### [INSTRUCTION]
Report only how many lines hold the word "Skills".

Stored data:
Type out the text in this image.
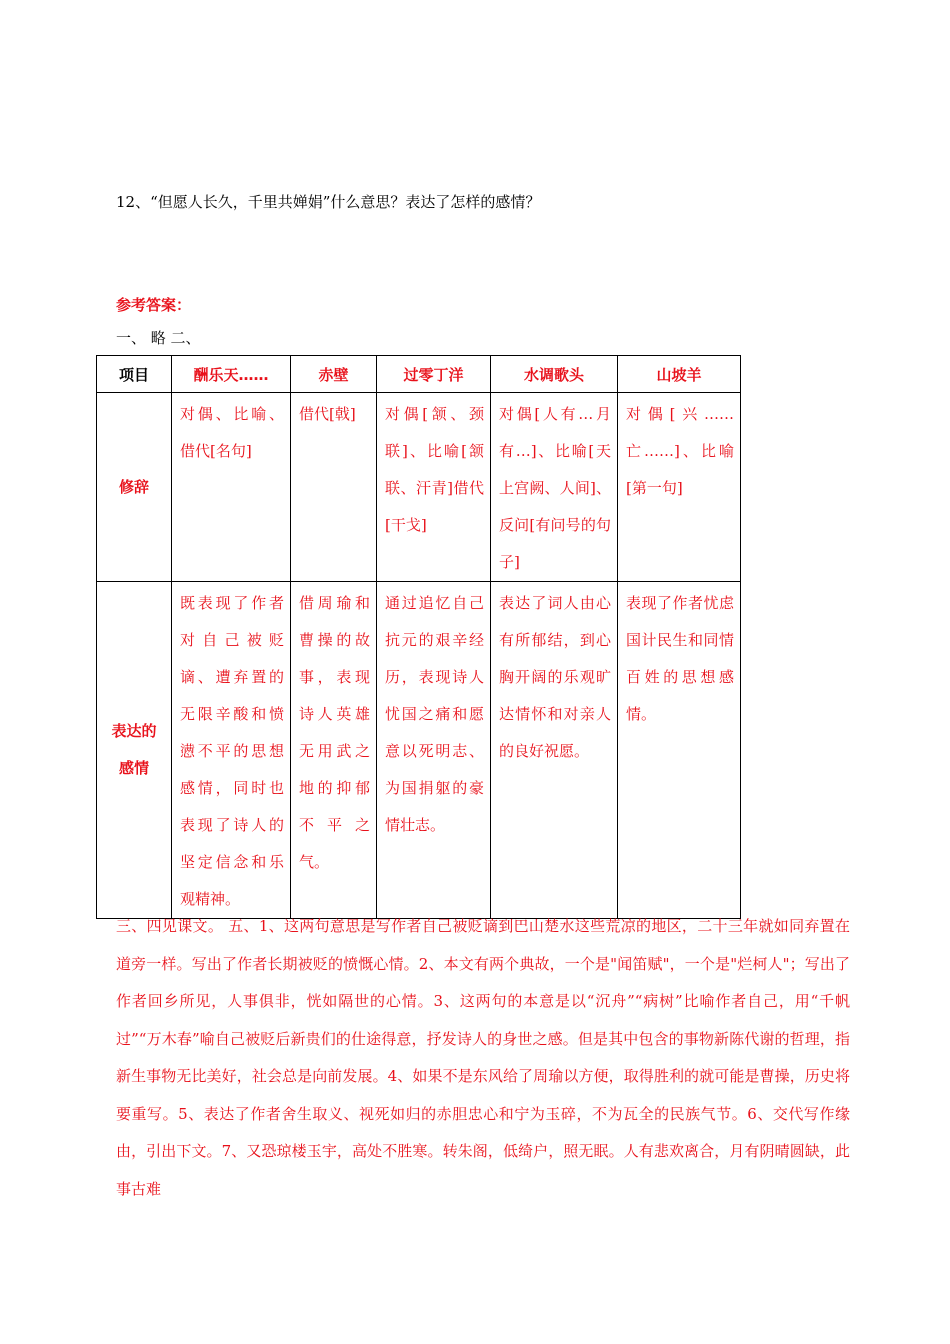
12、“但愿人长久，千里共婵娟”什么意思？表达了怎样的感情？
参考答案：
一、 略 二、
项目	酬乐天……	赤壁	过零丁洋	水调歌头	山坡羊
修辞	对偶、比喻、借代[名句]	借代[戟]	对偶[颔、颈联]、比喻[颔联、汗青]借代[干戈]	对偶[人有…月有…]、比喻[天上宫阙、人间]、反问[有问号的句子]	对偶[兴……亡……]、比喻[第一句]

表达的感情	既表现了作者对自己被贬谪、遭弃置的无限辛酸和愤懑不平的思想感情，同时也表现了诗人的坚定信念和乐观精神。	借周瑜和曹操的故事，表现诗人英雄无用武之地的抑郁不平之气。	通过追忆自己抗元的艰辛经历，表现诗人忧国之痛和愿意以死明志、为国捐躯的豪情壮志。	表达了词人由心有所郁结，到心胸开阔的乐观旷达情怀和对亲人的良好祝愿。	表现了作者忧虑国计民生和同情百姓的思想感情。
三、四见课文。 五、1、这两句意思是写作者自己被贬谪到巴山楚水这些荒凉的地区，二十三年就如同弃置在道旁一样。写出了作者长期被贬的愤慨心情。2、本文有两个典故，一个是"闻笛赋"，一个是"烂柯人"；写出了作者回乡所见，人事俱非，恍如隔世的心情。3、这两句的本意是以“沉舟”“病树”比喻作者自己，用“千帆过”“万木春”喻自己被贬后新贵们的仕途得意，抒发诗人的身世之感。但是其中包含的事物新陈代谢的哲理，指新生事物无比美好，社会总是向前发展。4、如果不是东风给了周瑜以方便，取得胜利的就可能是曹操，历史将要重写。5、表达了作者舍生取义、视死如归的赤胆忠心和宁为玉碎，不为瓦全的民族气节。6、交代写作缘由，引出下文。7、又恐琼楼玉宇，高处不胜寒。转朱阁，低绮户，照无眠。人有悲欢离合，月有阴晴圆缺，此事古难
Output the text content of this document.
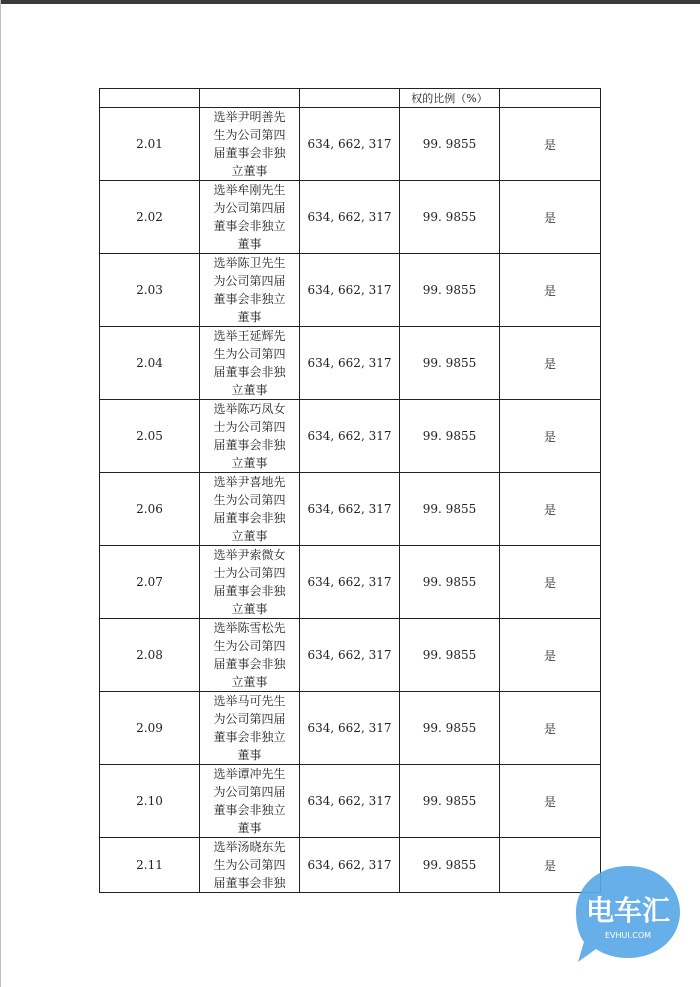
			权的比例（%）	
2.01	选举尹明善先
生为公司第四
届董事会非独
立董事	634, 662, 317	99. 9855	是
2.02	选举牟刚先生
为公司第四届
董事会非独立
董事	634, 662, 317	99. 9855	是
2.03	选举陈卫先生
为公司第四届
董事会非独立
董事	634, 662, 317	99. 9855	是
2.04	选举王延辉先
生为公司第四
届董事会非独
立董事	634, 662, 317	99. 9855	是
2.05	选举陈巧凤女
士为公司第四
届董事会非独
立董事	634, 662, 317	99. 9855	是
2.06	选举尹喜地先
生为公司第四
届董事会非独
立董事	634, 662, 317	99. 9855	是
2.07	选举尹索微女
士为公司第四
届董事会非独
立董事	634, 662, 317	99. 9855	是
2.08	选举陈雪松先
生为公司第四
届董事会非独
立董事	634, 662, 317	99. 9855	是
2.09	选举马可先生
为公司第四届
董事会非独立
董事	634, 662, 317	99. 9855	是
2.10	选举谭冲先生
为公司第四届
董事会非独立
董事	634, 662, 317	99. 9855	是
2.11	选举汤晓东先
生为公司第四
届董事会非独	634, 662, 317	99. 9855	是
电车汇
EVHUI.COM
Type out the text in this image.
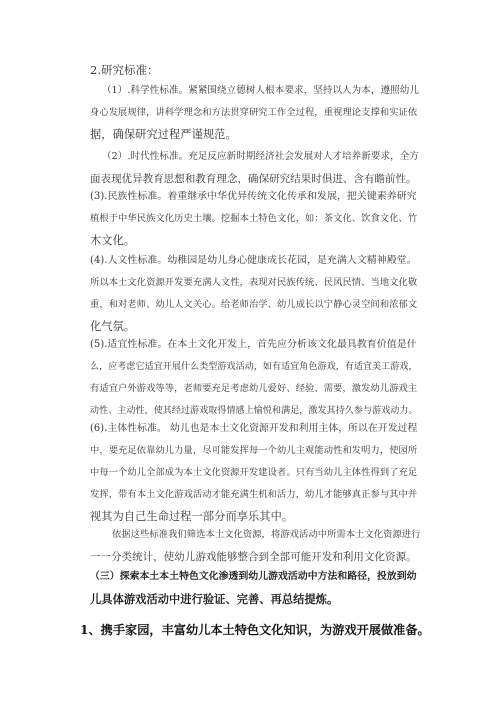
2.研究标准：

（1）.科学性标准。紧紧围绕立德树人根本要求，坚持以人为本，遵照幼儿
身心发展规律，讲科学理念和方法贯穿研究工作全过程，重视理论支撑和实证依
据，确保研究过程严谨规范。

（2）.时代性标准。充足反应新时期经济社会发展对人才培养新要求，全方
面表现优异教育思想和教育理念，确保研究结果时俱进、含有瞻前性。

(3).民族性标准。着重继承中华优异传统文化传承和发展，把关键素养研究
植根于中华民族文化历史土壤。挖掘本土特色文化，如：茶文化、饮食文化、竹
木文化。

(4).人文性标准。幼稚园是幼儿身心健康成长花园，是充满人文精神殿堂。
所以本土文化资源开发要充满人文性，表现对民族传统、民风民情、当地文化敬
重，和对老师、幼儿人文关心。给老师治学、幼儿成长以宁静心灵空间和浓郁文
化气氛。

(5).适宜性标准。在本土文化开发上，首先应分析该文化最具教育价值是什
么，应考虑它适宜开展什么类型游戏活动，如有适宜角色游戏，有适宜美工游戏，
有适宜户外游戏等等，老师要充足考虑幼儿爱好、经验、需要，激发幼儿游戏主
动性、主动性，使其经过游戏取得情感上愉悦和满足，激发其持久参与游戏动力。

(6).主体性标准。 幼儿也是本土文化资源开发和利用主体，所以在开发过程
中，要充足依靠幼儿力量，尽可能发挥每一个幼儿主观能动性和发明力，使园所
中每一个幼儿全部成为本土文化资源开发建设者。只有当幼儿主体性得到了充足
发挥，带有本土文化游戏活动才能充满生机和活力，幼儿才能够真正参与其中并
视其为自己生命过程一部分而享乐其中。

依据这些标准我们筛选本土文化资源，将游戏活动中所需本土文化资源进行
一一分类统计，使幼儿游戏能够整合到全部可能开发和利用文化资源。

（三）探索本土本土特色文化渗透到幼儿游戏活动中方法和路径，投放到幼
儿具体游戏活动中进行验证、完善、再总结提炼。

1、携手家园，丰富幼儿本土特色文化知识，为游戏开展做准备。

==

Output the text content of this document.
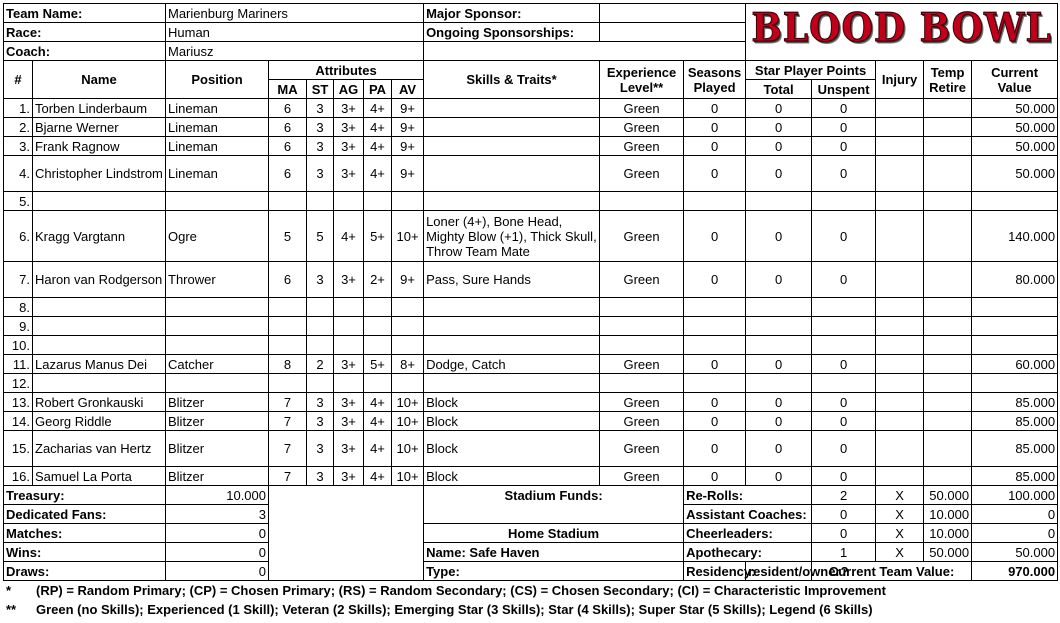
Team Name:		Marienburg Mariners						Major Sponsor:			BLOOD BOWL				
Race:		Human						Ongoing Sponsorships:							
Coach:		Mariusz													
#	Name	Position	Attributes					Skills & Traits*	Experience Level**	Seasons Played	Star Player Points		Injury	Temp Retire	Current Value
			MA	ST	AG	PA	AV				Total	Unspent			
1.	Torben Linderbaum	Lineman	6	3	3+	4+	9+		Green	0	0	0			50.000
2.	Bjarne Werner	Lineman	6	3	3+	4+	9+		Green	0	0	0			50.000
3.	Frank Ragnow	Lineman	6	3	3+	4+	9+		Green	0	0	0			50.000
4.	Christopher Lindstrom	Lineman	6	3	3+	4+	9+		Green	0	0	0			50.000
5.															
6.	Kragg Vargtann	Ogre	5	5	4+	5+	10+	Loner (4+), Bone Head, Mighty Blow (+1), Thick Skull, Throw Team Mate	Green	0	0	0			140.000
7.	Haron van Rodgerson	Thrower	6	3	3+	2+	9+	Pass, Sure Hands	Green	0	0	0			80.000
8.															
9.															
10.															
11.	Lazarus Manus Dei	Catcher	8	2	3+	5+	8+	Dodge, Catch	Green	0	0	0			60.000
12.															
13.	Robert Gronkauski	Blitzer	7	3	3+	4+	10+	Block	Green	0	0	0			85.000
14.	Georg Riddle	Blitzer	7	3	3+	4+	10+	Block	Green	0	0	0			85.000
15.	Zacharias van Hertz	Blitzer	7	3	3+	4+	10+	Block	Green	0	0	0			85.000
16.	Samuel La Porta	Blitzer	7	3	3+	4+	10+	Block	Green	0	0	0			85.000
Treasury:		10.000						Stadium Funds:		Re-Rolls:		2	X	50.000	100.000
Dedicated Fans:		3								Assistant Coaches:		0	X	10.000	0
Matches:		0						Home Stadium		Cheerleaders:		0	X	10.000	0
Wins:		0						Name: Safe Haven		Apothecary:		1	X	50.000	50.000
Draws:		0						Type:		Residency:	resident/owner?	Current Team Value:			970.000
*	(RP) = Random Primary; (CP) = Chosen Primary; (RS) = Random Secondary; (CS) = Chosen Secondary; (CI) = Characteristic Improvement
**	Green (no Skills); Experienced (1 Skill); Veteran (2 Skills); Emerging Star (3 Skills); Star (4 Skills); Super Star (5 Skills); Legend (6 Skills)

### [TASK SOLUTION]
2